Collected data entries
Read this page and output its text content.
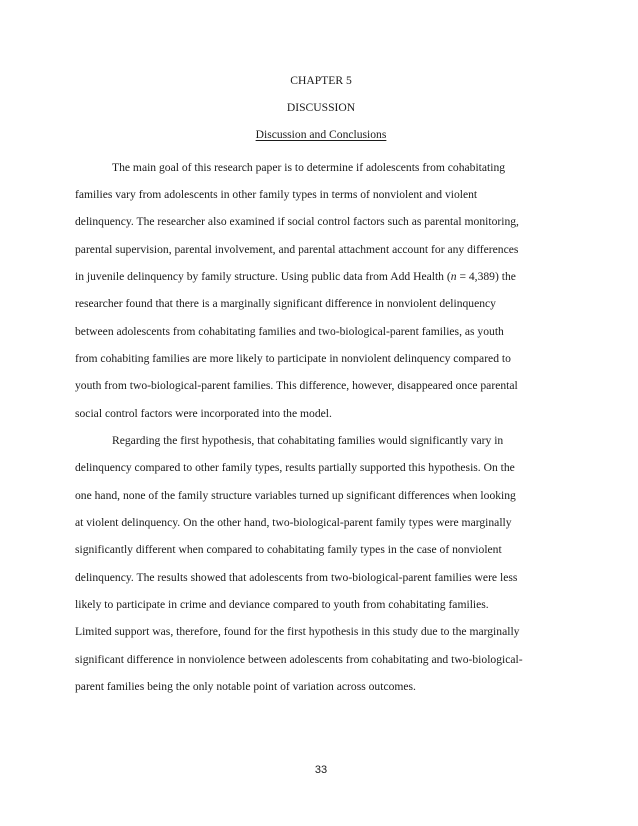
CHAPTER 5
DISCUSSION
Discussion and Conclusions
The main goal of this research paper is to determine if adolescents from cohabitating
families vary from adolescents in other family types in terms of nonviolent and violent
delinquency. The researcher also examined if social control factors such as parental monitoring,
parental supervision, parental involvement, and parental attachment account for any differences
in juvenile delinquency by family structure. Using public data from Add Health (n = 4,389) the
researcher found that there is a marginally significant difference in nonviolent delinquency
between adolescents from cohabitating families and two-biological-parent families, as youth
from cohabiting families are more likely to participate in nonviolent delinquency compared to
youth from two-biological-parent families. This difference, however, disappeared once parental
social control factors were incorporated into the model.
Regarding the first hypothesis, that cohabitating families would significantly vary in
delinquency compared to other family types, results partially supported this hypothesis. On the
one hand, none of the family structure variables turned up significant differences when looking
at violent delinquency. On the other hand, two-biological-parent family types were marginally
significantly different when compared to cohabitating family types in the case of nonviolent
delinquency. The results showed that adolescents from two-biological-parent families were less
likely to participate in crime and deviance compared to youth from cohabitating families.
Limited support was, therefore, found for the first hypothesis in this study due to the marginally
significant difference in nonviolence between adolescents from cohabitating and two-biological-
parent families being the only notable point of variation across outcomes.
33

What is needed: Transcribe the whole listing exactly. Pictures stay out of your copy.

Result of the exercise:
Read this page and output its text content.
CHAPTER 5
DISCUSSION
Discussion and Conclusions
The main goal of this research paper is to determine if adolescents from cohabitating
families vary from adolescents in other family types in terms of nonviolent and violent
delinquency. The researcher also examined if social control factors such as parental monitoring,
parental supervision, parental involvement, and parental attachment account for any differences
in juvenile delinquency by family structure. Using public data from Add Health (n = 4,389) the
researcher found that there is a marginally significant difference in nonviolent delinquency
between adolescents from cohabitating families and two-biological-parent families, as youth
from cohabiting families are more likely to participate in nonviolent delinquency compared to
youth from two-biological-parent families. This difference, however, disappeared once parental
social control factors were incorporated into the model.
Regarding the first hypothesis, that cohabitating families would significantly vary in
delinquency compared to other family types, results partially supported this hypothesis. On the
one hand, none of the family structure variables turned up significant differences when looking
at violent delinquency. On the other hand, two-biological-parent family types were marginally
significantly different when compared to cohabitating family types in the case of nonviolent
delinquency. The results showed that adolescents from two-biological-parent families were less
likely to participate in crime and deviance compared to youth from cohabitating families.
Limited support was, therefore, found for the first hypothesis in this study due to the marginally
significant difference in nonviolence between adolescents from cohabitating and two-biological-
parent families being the only notable point of variation across outcomes.
33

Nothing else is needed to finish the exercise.